- What this task involves:
Filter the lines below, copying only those with the string "ременя".

Stored entries

------------------------------------

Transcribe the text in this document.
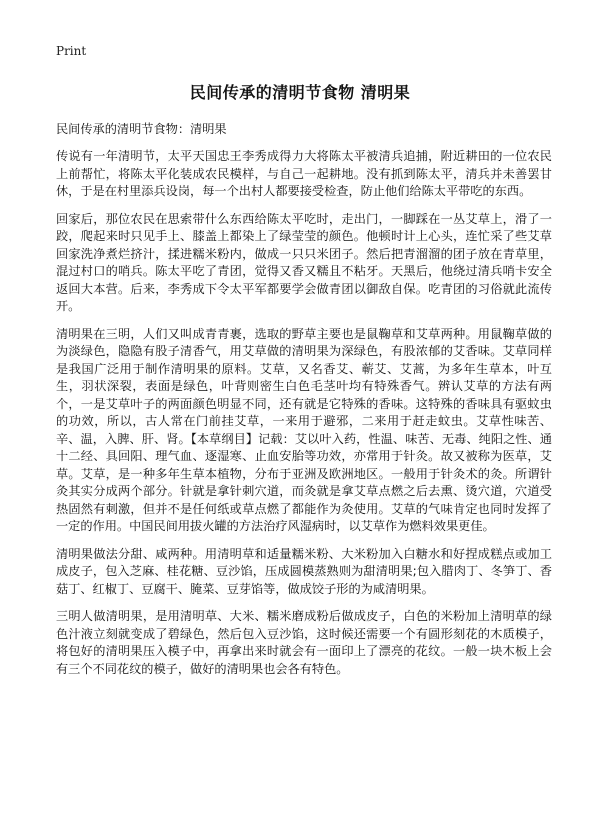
Print
民间传承的清明节食物 清明果

民间传承的清明节食物：清明果

传说有一年清明节，太平天国忠王李秀成得力大将陈太平被清兵追捕，附近耕田的一位农民上前帮忙，将陈太平化装成农民模样，与自己一起耕地。没有抓到陈太平，清兵并未善罢甘休，于是在村里添兵设岗，每一个出村人都要接受检查，防止他们给陈太平带吃的东西。

回家后，那位农民在思索带什么东西给陈太平吃时，走出门，一脚踩在一丛艾草上，滑了一跤，爬起来时只见手上、膝盖上都染上了绿莹莹的颜色。他顿时计上心头，连忙采了些艾草回家洗净煮烂挤汁，揉进糯米粉内，做成一只只米团子。然后把青溜溜的团子放在青草里，混过村口的哨兵。陈太平吃了青团，觉得又香又糯且不粘牙。天黑后，他绕过清兵哨卡安全返回大本营。后来，李秀成下令太平军都要学会做青团以御敌自保。吃青团的习俗就此流传开。

清明果在三明，人们又叫成青青裹，选取的野草主要也是鼠鞠草和艾草两种。用鼠鞠草做的为淡绿色，隐隐有股子清香气，用艾草做的清明果为深绿色，有股浓郁的艾香味。艾草同样是我国广泛用于制作清明果的原料。艾草，又名香艾、蕲艾、艾蒿，为多年生草本，叶互生，羽状深裂，表面是绿色，叶背则密生白色毛茎叶均有特殊香气。辨认艾草的方法有两个，一是艾草叶子的两面颜色明显不同，还有就是它特殊的香味。这特殊的香味具有驱蚊虫的功效，所以，古人常在门前挂艾草，一来用于避邪，二来用于赶走蚊虫。艾草性味苦、辛、温，入脾、肝、肾。【本草纲目】记载：艾以叶入药，性温、味苦、无毒、纯阳之性、通十二经、具回阳、理气血、逐湿寒、止血安胎等功效，亦常用于针灸。故又被称为医草，艾草。艾草，是一种多年生草本植物，分布于亚洲及欧洲地区。一般用于针灸术的灸。所谓针灸其实分成两个部分。针就是拿针刺穴道，而灸就是拿艾草点燃之后去熏、烫穴道，穴道受热固然有刺激，但并不是任何纸或草点燃了都能作为灸使用。艾草的气味肯定也同时发挥了一定的作用。中国民间用拔火罐的方法治疗风湿病时，以艾草作为燃料效果更佳。

清明果做法分甜、咸两种。用清明草和适量糯米粉、大米粉加入白糖水和好捏成糕点或加工成皮子，包入芝麻、桂花糖、豆沙馅，压成圆模蒸熟则为甜清明果;包入腊肉丁、冬笋丁、香菇丁、红椒丁、豆腐干、腌菜、豆芽馅等，做成饺子形的为咸清明果。

三明人做清明果，是用清明草、大米、糯米磨成粉后做成皮子，白色的米粉加上清明草的绿色汁液立刻就变成了碧绿色，然后包入豆沙馅，这时候还需要一个有圆形刻花的木质模子，将包好的清明果压入模子中，再拿出来时就会有一面印上了漂亮的花纹。一般一块木板上会有三个不同花纹的模子，做好的清明果也会各有特色。
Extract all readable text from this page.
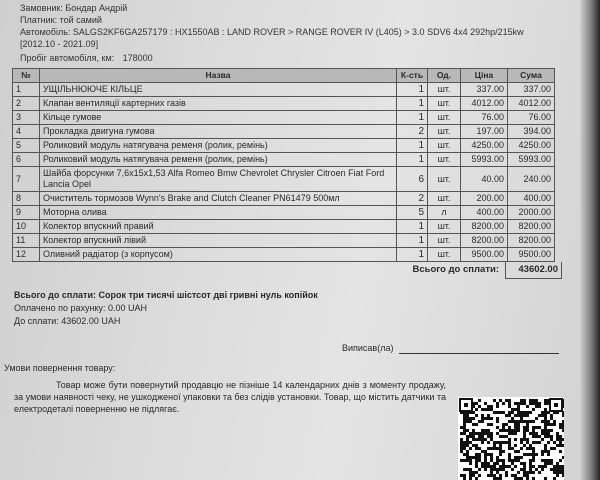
Замовник: Бондар Андрій
Платник: той самий
Автомобіль: SALGS2KF6GA257179 : HX1550AB : LAND ROVER > RANGE ROVER IV (L405) > 3.0 SDV6 4x4 292hp/215kw
[2012.10 - 2021.09]
Пробіг автомобіля, км: 178000
№	Назва	К-сть	Од.	Ціна	Сума
1	УЩІЛЬНЮЮЧЕ КІЛЬЦЕ	1	шт.	337.00	337.00
2	Клапан вентиляції картерних газів	1	шт.	4012.00	4012.00
3	Кільце гумове	1	шт.	76.00	76.00
4	Прокладка двигуна гумова	2	шт.	197.00	394.00
5	Роликовий модуль натягувача ременя (ролик, ремінь)	1	шт.	4250.00	4250.00
6	Роликовий модуль натягувача ременя (ролик, ремінь)	1	шт.	5993.00	5993.00
7	Шайба форсунки 7,6x15x1,53 Alfa Romeo Bmw Chevrolet Chrysler Citroen Fiat Ford Lancia Opel	6	шт.	40.00	240.00
8	Очиститель тормозов Wynn's Brake and Clutch Cleaner PN61479 500мл	2	шт.	200.00	400.00
9	Моторна олива	5	л	400.00	2000.00
10	Колектор впускний правий	1	шт.	8200.00	8200.00
11	Колектор впускний лівий	1	шт.	8200.00	8200.00
12	Оливний радіатор (з корпусом)	1	шт.	9500.00	9500.00
Всього до сплати:	43602.00
Всього до сплати: Сорок три тисячі шістсот дві гривні нуль копійок
Оплачено по рахунку: 0.00 UAH
До сплати: 43602.00 UAH
Виписав(ла)
Умови повернення товару:
Товар може бути повернутий продавцю не пізніше 14 календарних днів з моменту продажу, за умови наявності чеку, не ушкодженої упаковки та без слідів установки. Товар, що містить датчики та електродеталі поверненню не підлягає.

------------------------------------

- Answer to this task:
5	Роликовий модуль натягувача ременя (ролик, ремінь)	1	шт.	4250.00	4250.00
6	Роликовий модуль натягувача ременя (ролик, ремінь)	1	шт.	5993.00	5993.00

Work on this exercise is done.